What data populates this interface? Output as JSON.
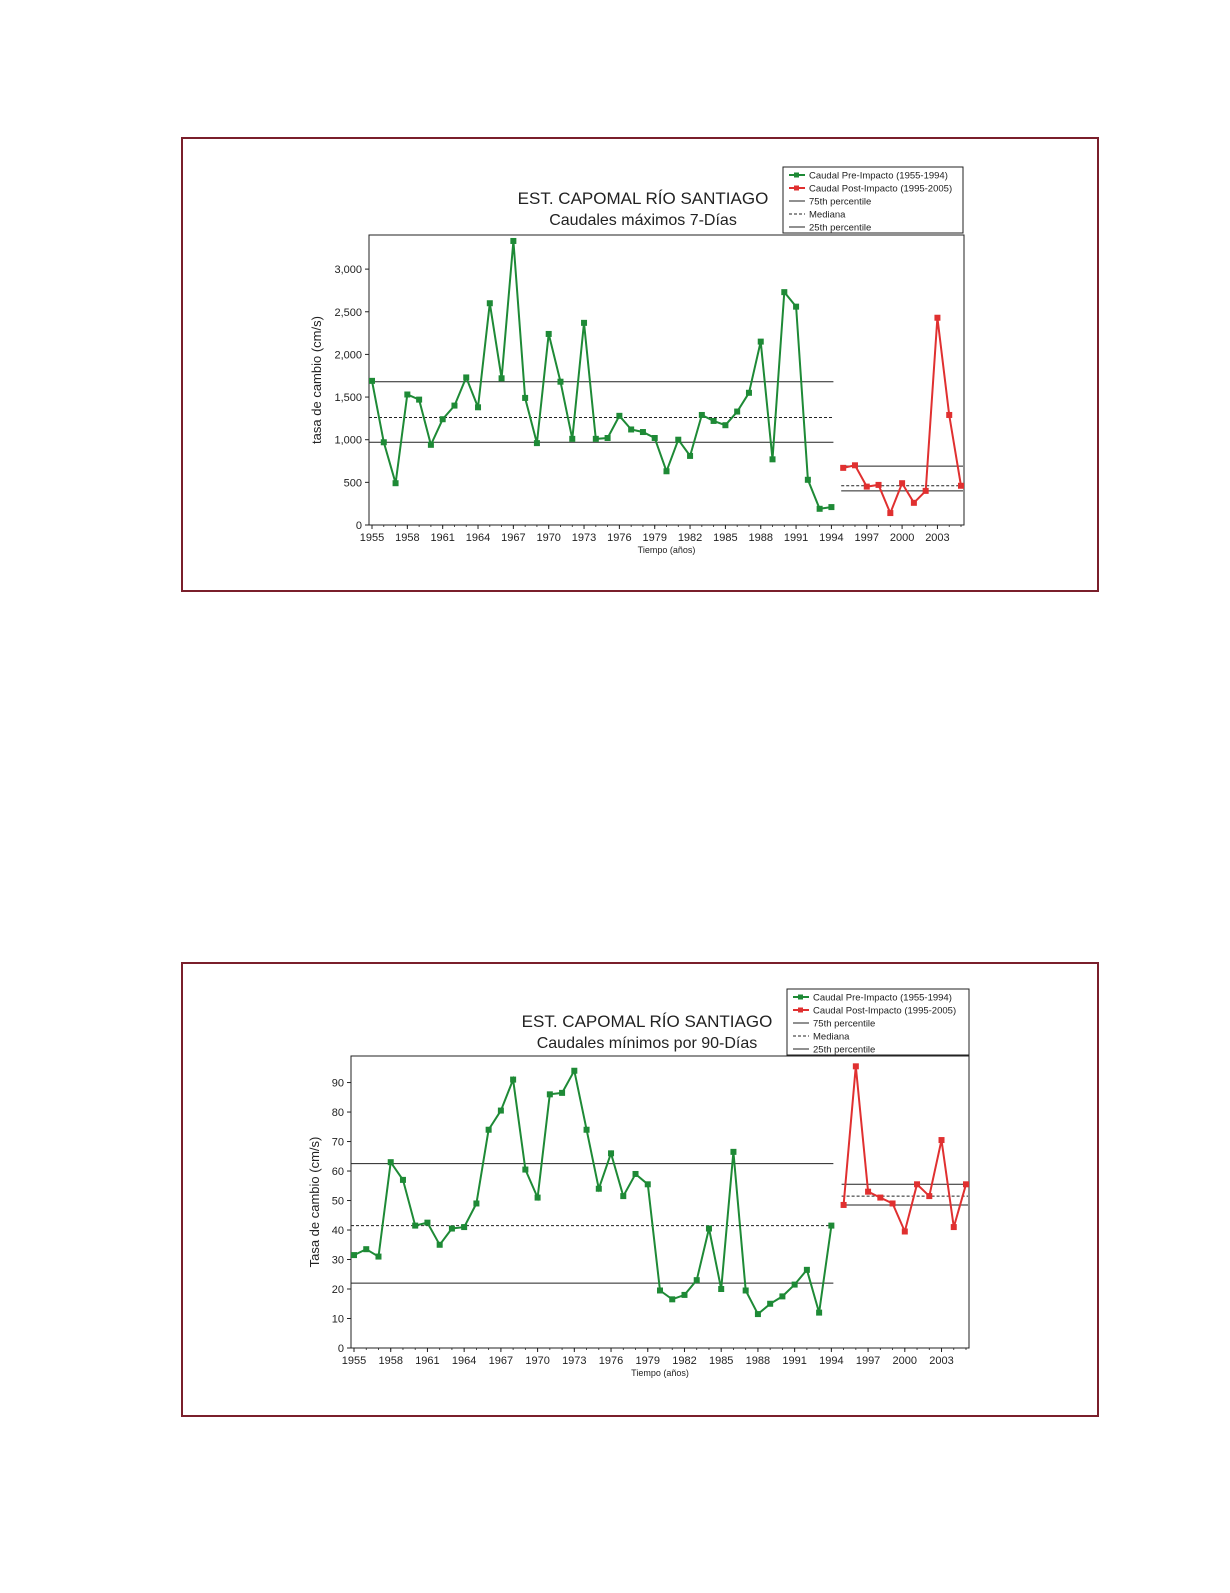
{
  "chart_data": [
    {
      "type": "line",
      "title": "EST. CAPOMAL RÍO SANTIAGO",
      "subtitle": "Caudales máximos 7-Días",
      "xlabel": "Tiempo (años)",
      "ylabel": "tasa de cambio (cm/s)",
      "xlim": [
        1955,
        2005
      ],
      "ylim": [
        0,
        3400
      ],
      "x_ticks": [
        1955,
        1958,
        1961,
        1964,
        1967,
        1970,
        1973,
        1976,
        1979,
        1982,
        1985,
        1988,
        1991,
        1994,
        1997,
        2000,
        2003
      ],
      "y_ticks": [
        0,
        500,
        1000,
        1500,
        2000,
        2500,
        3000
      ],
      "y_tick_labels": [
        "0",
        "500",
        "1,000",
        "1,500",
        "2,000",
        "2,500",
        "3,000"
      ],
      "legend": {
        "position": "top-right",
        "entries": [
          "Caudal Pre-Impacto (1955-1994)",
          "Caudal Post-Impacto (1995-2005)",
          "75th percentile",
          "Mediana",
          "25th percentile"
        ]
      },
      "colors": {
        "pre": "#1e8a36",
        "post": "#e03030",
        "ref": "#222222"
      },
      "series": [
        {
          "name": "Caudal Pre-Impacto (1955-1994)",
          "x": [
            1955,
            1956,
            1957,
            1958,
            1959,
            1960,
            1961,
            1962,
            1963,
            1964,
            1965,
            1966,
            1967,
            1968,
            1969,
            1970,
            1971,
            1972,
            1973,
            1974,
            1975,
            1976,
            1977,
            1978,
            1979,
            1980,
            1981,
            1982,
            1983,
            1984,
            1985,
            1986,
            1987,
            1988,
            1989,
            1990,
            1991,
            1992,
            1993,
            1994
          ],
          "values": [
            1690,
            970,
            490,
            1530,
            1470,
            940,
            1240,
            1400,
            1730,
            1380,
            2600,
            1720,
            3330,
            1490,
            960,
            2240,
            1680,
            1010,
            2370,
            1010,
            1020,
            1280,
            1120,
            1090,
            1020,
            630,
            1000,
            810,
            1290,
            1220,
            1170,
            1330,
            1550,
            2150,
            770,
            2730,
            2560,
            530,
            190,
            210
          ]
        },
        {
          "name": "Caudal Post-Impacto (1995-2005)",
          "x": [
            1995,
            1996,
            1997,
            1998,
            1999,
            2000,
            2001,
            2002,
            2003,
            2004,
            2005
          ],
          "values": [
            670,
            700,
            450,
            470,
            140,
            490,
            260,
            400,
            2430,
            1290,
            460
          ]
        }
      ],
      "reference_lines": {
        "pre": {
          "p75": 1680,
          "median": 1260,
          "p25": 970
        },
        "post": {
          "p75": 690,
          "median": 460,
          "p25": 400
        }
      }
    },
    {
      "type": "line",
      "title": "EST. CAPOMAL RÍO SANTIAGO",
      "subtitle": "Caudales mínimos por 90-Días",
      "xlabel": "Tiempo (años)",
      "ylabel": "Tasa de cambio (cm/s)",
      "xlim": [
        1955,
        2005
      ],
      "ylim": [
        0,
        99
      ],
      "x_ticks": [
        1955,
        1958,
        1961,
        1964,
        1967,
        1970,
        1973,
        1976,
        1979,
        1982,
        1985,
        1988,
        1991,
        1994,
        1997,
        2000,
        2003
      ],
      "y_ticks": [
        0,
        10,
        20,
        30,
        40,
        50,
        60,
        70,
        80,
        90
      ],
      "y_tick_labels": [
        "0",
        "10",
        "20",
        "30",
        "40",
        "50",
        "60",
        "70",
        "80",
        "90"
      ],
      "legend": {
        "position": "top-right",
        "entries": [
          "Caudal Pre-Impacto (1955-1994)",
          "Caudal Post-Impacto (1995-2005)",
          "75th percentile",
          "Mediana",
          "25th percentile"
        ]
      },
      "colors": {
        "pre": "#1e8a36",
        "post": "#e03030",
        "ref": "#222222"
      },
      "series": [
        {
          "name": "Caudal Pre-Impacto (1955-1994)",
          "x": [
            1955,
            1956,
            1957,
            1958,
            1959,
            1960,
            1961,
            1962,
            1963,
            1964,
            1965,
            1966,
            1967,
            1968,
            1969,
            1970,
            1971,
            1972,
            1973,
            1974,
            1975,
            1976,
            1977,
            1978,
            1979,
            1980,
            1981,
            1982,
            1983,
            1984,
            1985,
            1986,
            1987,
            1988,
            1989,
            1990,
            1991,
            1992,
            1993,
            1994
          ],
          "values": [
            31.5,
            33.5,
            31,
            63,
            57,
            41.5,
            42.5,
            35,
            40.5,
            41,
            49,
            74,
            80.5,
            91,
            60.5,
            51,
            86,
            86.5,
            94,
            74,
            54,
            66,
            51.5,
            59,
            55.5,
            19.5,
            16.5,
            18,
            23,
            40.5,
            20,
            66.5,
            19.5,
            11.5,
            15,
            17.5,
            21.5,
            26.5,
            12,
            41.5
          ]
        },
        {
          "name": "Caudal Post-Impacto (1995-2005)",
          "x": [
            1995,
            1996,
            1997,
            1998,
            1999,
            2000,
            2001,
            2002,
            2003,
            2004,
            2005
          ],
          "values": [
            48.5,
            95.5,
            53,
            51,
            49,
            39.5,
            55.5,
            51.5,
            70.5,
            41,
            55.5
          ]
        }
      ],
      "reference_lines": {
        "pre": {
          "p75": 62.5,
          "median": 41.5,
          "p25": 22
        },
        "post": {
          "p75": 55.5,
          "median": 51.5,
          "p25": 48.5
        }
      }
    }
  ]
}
::::::::::
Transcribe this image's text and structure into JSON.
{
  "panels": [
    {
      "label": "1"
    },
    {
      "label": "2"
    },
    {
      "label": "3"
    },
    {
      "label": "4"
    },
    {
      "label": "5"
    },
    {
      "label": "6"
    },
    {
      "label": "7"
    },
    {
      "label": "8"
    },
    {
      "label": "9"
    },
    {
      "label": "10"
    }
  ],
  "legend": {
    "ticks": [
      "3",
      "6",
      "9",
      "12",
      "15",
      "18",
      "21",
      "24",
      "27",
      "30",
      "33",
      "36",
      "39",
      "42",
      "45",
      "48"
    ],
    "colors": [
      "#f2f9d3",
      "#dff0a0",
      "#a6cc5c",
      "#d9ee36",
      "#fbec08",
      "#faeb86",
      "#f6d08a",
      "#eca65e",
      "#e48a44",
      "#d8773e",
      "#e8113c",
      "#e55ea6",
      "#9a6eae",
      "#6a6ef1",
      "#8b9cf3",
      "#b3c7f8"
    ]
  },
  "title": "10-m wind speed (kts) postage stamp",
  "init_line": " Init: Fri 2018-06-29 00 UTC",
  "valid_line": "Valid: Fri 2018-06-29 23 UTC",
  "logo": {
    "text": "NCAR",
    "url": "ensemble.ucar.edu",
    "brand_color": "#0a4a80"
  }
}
::::::::::
### STATED TASK
Copy every line above in which the string "ylabel" shows up.

### SOLUTION FOR THIS EXERCISE
      "ylabel": "tasa de cambio (cm/s)",
      "ylabel": "Tasa de cambio (cm/s)",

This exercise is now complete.